### Direction
The data below should be restated word for word, with every picture omitted.

******

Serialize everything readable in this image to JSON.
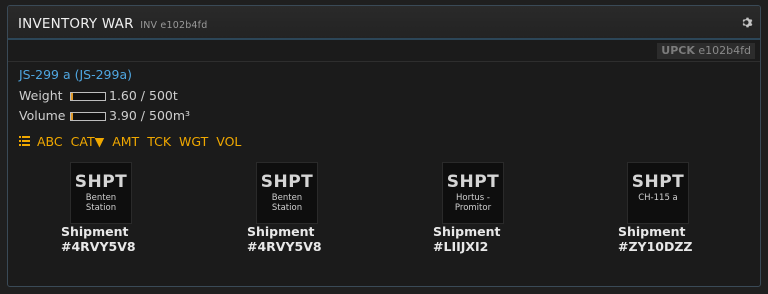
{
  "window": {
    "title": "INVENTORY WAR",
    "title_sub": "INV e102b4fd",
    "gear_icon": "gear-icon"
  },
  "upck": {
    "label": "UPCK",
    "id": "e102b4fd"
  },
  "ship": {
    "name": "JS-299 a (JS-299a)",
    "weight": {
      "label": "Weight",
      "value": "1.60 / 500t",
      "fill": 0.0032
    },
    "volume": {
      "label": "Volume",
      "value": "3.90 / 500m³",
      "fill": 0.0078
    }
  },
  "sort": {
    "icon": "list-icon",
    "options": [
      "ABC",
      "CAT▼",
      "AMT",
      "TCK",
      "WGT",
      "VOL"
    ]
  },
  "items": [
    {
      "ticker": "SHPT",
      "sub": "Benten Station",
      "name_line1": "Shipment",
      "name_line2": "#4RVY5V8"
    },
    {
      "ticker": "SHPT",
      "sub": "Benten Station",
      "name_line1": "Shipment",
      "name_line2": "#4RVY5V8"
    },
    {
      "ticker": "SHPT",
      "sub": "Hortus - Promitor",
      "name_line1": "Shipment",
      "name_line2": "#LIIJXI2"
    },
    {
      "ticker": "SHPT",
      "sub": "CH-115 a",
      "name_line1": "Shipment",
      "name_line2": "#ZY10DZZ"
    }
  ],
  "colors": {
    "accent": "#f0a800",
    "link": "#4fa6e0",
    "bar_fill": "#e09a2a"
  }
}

******

### Exercise solution
Serialize everything readable in this image to JSON.
{
  "window": {
    "title": "INVENTORY WAR",
    "title_sub": "INV e102b4fd",
    "gear_icon": "gear-icon"
  },
  "upck": {
    "label": "UPCK",
    "id": "e102b4fd"
  },
  "ship": {
    "name": "JS-299 a (JS-299a)",
    "weight": {
      "label": "Weight",
      "value": "1.60 / 500t",
      "fill": 0.0032
    },
    "volume": {
      "label": "Volume",
      "value": "3.90 / 500m³",
      "fill": 0.0078
    }
  },
  "sort": {
    "icon": "list-icon",
    "options": [
      "ABC",
      "CAT▼",
      "AMT",
      "TCK",
      "WGT",
      "VOL"
    ]
  },
  "items": [
    {
      "ticker": "SHPT",
      "sub": "Benten Station",
      "name_line1": "Shipment",
      "name_line2": "#4RVY5V8"
    },
    {
      "ticker": "SHPT",
      "sub": "Benten Station",
      "name_line1": "Shipment",
      "name_line2": "#4RVY5V8"
    },
    {
      "ticker": "SHPT",
      "sub": "Hortus - Promitor",
      "name_line1": "Shipment",
      "name_line2": "#LIIJXI2"
    },
    {
      "ticker": "SHPT",
      "sub": "CH-115 a",
      "name_line1": "Shipment",
      "name_line2": "#ZY10DZZ"
    }
  ],
  "colors": {
    "accent": "#f0a800",
    "link": "#4fa6e0",
    "bar_fill": "#e09a2a"
  }
}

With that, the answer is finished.